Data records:
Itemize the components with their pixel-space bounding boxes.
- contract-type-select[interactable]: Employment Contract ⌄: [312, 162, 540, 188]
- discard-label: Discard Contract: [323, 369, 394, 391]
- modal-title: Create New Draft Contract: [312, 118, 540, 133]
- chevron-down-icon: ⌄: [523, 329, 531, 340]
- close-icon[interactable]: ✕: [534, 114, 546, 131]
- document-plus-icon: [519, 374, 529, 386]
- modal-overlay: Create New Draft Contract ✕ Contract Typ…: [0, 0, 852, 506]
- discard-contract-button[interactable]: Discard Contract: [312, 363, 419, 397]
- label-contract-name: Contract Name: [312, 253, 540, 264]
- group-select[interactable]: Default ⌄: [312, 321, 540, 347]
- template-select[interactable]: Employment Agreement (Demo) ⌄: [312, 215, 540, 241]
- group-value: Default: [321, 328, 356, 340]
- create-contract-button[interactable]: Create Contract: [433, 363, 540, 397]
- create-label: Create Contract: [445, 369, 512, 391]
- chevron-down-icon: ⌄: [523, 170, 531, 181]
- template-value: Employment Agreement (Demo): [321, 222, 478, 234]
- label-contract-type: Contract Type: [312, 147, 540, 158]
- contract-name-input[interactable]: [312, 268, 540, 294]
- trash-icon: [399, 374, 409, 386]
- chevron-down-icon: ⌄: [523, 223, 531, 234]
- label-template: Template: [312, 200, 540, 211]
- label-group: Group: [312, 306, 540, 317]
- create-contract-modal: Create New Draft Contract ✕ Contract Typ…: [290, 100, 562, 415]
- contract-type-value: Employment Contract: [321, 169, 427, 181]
==
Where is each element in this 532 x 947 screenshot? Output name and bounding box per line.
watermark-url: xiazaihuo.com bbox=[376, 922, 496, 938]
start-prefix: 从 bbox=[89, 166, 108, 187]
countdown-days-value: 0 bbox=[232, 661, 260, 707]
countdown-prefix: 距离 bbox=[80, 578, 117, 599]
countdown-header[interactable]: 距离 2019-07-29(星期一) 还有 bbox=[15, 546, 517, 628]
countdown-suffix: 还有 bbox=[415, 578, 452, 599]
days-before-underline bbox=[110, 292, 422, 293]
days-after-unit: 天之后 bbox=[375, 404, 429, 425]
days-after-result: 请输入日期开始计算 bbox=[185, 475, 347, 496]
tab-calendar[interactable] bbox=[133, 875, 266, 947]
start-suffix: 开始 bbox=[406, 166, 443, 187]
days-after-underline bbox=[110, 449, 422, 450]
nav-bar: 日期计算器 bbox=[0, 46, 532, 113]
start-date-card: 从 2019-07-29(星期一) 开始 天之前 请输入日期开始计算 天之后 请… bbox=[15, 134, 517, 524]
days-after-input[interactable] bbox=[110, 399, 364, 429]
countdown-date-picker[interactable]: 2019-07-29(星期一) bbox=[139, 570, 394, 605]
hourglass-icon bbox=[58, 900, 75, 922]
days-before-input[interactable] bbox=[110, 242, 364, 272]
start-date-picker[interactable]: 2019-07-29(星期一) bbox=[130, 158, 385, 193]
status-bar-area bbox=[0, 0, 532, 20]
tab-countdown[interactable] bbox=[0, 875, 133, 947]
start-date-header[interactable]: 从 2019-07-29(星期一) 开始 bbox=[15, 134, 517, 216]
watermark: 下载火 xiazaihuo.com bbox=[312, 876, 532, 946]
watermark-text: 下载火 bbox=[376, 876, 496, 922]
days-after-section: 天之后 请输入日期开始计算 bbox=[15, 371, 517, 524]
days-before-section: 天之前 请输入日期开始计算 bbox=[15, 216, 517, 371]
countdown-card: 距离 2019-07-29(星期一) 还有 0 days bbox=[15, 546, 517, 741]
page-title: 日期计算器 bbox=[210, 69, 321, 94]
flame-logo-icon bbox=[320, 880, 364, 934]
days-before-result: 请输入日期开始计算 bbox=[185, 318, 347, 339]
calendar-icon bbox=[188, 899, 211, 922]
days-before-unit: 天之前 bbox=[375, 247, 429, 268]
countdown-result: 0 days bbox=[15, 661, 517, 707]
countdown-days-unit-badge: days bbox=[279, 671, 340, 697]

* The problem *
Show every line of the records above that contains the string "Demo". Matching is case-sensitive.

* Solved problem *
- template-select[interactable]: Employment Agreement (Demo) ⌄: [312, 215, 540, 241]
- template-value: Employment Agreement (Demo): [321, 222, 478, 234]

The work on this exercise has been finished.